> [Stated exercise]: Without the pictures, can you quote each line below exactly?

(Lines of data)
==================================================
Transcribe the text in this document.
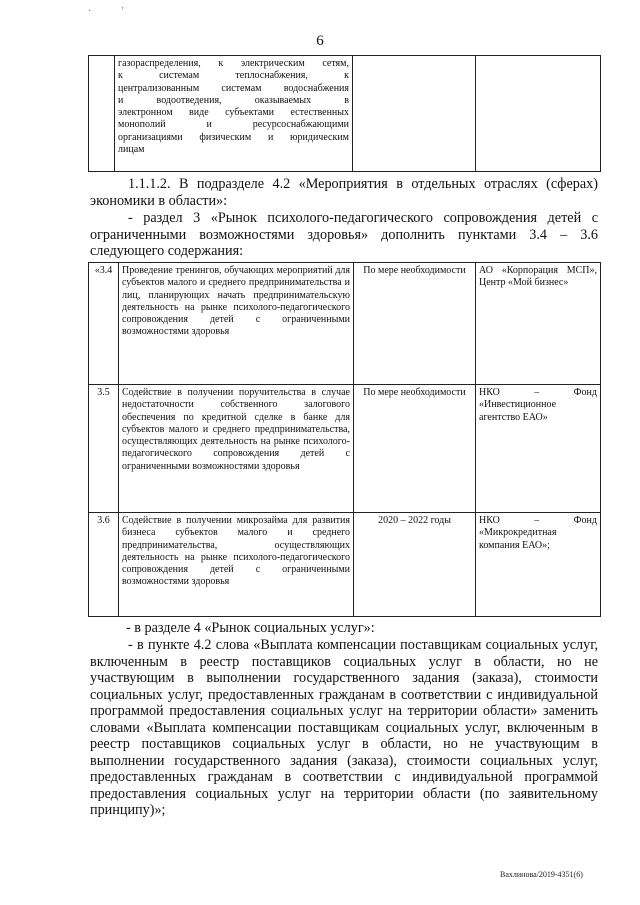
· '
6

газораспределения, к электрическим сетям,
к системам теплоснабжения, к
централизованным системам водоснабжения
и водоотведения, оказываемых в
электронном виде субъектами естественных
монополий и ресурсоснабжающими
организациями физическим и юридическим
лицам

1.1.1.2. В подразделе 4.2 «Мероприятия в отдельных отраслях (сферах) экономики в области»:
- раздел 3 «Рынок психолого-педагогического сопровождения детей с ограниченными возможностями здоровья» дополнить пунктами 3.4 – 3.6 следующего содержания:
«3.4	Проведение тренингов, обучающих мероприятий для субъектов малого и среднего предпринимательства и лиц, планирующих начать предпринимательскую деятельность на рынке психолого-педагогического сопровождения детей с ограниченными возможностями здоровья	По мере необходимости	АО «Корпорация МСП», Центр «Мой бизнес»

3.5	Содействие в получении поручительства в случае недостаточности собственного залогового обеспечения по кредитной сделке в банке для субъектов малого и среднего предпринимательства, осуществляющих деятельность на рынке психолого-педагогического сопровождения детей с ограниченными возможностями здоровья	По мере необходимости	НКО – Фонд «Инвестиционное агентство ЕАО»

3.6	Содействие в получении микрозайма для развития бизнеса субъектов малого и среднего предпринимательства, осуществляющих деятельность на рынке психолого-педагогического сопровождения детей с ограниченными возможностями здоровья	2020 – 2022 годы	НКО – Фонд «Микрокредитная компания ЕАО»;
- в разделе 4 «Рынок социальных услуг»:
- в пункте 4.2 слова «Выплата компенсации поставщикам социальных услуг, включенным в реестр поставщиков социальных услуг в области, но не участвующим в выполнении государственного задания (заказа), стоимости социальных услуг, предоставленных гражданам в соответствии с индивидуальной программой предоставления социальных услуг на территории области» заменить словами «Выплата компенсации поставщикам социальных услуг, включенным в реестр поставщиков социальных услуг в области, но не участвующим в выполнении государственного задания (заказа), стоимости социальных услуг, предоставленных гражданам в соответствии с индивидуальной программой предоставления социальных услуг на территории области (по заявительному принципу)»;
Вахлинова/2019-4351(6)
==================================================
> [Task solution]:
Transcribe the text in this document.
· '
6

газораспределения, к электрическим сетям,
к системам теплоснабжения, к
централизованным системам водоснабжения
и водоотведения, оказываемых в
электронном виде субъектами естественных
монополий и ресурсоснабжающими
организациями физическим и юридическим
лицам

1.1.1.2. В подразделе 4.2 «Мероприятия в отдельных отраслях (сферах) экономики в области»:
- раздел 3 «Рынок психолого-педагогического сопровождения детей с ограниченными возможностями здоровья» дополнить пунктами 3.4 – 3.6 следующего содержания:
«3.4	Проведение тренингов, обучающих мероприятий для субъектов малого и среднего предпринимательства и лиц, планирующих начать предпринимательскую деятельность на рынке психолого-педагогического сопровождения детей с ограниченными возможностями здоровья	По мере необходимости	АО «Корпорация МСП», Центр «Мой бизнес»

3.5	Содействие в получении поручительства в случае недостаточности собственного залогового обеспечения по кредитной сделке в банке для субъектов малого и среднего предпринимательства, осуществляющих деятельность на рынке психолого-педагогического сопровождения детей с ограниченными возможностями здоровья	По мере необходимости	НКО – Фонд «Инвестиционное агентство ЕАО»

3.6	Содействие в получении микрозайма для развития бизнеса субъектов малого и среднего предпринимательства, осуществляющих деятельность на рынке психолого-педагогического сопровождения детей с ограниченными возможностями здоровья	2020 – 2022 годы	НКО – Фонд «Микрокредитная компания ЕАО»;
- в разделе 4 «Рынок социальных услуг»:
- в пункте 4.2 слова «Выплата компенсации поставщикам социальных услуг, включенным в реестр поставщиков социальных услуг в области, но не участвующим в выполнении государственного задания (заказа), стоимости социальных услуг, предоставленных гражданам в соответствии с индивидуальной программой предоставления социальных услуг на территории области» заменить словами «Выплата компенсации поставщикам социальных услуг, включенным в реестр поставщиков социальных услуг в области, но не участвующим в выполнении государственного задания (заказа), стоимости социальных услуг, предоставленных гражданам в соответствии с индивидуальной программой предоставления социальных услуг на территории области (по заявительному принципу)»;
Вахлинова/2019-4351(6)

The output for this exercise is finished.